Dataset rows
********

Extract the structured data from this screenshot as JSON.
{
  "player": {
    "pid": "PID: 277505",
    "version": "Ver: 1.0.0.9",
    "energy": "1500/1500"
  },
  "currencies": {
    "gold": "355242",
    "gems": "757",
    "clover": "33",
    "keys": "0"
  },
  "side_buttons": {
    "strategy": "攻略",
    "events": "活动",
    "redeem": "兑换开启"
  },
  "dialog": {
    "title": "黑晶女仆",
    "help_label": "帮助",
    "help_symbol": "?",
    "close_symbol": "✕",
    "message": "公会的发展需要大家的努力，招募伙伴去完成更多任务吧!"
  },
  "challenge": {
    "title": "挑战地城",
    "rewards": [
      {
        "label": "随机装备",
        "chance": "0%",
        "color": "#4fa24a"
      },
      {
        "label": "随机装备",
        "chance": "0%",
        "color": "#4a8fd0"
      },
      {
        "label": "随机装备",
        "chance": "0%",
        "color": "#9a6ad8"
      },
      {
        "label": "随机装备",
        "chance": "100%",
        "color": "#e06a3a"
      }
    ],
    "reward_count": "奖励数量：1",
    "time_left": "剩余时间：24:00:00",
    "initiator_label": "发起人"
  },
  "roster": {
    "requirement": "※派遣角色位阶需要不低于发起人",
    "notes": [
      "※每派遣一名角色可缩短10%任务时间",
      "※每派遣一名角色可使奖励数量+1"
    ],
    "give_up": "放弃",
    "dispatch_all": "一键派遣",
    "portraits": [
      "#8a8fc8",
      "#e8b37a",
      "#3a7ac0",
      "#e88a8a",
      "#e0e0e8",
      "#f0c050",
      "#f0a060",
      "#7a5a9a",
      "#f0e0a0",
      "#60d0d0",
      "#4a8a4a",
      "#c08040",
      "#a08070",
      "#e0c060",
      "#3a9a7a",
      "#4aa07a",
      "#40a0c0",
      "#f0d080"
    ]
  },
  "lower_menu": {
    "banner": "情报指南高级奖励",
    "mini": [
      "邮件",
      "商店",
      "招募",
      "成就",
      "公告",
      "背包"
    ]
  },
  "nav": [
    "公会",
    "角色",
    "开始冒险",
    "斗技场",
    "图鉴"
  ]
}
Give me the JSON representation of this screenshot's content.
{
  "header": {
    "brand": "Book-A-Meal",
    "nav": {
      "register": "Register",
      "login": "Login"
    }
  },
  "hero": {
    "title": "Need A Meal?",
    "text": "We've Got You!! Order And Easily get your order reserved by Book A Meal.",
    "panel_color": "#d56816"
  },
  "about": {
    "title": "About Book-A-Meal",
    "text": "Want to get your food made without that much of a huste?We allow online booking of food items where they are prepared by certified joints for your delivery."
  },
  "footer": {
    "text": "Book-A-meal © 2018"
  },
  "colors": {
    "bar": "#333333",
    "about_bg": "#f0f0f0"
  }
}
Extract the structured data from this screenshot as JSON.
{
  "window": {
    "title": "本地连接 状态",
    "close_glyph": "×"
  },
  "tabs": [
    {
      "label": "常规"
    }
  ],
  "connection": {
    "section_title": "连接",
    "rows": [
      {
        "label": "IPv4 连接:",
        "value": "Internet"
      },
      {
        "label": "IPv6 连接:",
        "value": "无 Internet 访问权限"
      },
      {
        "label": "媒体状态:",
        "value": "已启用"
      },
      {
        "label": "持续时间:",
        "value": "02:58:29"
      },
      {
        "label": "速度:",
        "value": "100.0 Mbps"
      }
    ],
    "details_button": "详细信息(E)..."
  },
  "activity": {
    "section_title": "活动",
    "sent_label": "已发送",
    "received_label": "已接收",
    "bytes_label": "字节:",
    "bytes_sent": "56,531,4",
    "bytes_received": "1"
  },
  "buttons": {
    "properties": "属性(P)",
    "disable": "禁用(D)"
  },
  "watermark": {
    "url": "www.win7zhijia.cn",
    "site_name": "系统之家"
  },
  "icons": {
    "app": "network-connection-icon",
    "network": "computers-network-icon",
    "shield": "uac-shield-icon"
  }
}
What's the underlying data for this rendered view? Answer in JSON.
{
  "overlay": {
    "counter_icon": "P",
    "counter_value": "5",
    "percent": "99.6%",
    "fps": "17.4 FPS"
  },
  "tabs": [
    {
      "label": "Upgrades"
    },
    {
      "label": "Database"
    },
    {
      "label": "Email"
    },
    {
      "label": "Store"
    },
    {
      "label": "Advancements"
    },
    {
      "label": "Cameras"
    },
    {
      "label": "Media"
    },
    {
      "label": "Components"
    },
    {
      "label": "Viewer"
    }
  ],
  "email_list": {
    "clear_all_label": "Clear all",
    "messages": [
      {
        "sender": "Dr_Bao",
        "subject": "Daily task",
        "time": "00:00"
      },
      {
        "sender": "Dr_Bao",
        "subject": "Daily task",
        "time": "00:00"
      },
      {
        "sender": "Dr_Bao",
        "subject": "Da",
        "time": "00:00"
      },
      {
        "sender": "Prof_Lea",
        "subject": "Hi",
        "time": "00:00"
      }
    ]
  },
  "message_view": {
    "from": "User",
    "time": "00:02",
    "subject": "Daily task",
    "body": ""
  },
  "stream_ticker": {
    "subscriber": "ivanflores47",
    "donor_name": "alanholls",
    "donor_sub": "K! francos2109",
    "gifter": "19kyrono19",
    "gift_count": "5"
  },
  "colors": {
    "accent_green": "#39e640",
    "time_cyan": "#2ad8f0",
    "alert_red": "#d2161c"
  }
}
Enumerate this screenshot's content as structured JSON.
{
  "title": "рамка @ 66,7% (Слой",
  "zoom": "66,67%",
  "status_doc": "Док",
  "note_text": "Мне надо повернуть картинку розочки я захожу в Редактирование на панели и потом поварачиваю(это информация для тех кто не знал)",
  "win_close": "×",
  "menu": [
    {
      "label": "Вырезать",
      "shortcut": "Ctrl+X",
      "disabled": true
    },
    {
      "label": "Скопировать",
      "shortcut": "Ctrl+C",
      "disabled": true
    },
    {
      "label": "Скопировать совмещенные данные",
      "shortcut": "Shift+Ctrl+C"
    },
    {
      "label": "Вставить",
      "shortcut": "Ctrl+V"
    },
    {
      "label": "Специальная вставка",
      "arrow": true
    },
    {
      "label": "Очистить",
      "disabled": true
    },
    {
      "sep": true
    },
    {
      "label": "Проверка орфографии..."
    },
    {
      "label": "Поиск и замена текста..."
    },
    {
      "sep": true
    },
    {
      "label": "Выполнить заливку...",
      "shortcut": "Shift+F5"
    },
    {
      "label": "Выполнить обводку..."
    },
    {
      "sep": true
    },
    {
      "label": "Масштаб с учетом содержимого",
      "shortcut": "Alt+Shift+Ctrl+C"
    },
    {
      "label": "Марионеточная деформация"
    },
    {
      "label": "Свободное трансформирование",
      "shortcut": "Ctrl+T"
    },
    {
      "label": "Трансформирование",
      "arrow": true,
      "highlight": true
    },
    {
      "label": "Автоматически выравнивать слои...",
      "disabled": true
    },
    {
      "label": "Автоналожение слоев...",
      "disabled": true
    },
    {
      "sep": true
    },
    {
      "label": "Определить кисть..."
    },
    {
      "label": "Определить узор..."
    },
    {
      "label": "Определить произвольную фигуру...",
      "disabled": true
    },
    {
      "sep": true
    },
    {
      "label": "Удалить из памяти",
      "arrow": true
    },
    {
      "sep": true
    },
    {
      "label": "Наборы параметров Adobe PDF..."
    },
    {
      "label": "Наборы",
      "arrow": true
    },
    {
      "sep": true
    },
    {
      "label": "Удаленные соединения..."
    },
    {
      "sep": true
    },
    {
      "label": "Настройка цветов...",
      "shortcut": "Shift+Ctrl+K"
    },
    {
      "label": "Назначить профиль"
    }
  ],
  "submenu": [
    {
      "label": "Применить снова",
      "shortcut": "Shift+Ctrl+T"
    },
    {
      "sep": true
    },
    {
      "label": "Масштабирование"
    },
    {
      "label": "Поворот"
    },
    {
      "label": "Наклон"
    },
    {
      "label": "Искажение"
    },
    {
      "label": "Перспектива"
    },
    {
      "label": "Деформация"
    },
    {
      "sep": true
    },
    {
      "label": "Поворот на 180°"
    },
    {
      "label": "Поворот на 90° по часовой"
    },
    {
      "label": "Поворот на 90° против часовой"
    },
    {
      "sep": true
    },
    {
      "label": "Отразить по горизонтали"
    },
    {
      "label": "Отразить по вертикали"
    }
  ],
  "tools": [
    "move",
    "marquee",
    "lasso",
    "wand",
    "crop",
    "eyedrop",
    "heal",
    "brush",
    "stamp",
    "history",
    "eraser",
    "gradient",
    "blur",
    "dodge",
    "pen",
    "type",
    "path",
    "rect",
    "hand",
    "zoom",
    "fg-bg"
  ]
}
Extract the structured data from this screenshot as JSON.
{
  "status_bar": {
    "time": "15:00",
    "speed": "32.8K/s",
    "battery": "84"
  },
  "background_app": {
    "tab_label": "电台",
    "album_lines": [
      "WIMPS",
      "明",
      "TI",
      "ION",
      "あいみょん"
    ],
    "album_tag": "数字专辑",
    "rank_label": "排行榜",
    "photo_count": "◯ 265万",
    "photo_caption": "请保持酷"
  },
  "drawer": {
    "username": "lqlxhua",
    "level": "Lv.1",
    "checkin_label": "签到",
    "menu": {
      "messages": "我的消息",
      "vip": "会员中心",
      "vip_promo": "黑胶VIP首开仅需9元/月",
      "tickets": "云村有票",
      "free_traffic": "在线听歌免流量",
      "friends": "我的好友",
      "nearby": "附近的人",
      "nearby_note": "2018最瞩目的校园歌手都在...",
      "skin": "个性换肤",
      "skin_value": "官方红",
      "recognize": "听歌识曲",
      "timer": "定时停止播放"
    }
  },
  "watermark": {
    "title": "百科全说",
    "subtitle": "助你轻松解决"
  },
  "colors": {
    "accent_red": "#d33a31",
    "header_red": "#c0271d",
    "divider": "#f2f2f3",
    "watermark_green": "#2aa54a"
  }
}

********

Search the entries for "connection" and copy out each line that has it.

  "connection": {
    "app": "network-connection-icon",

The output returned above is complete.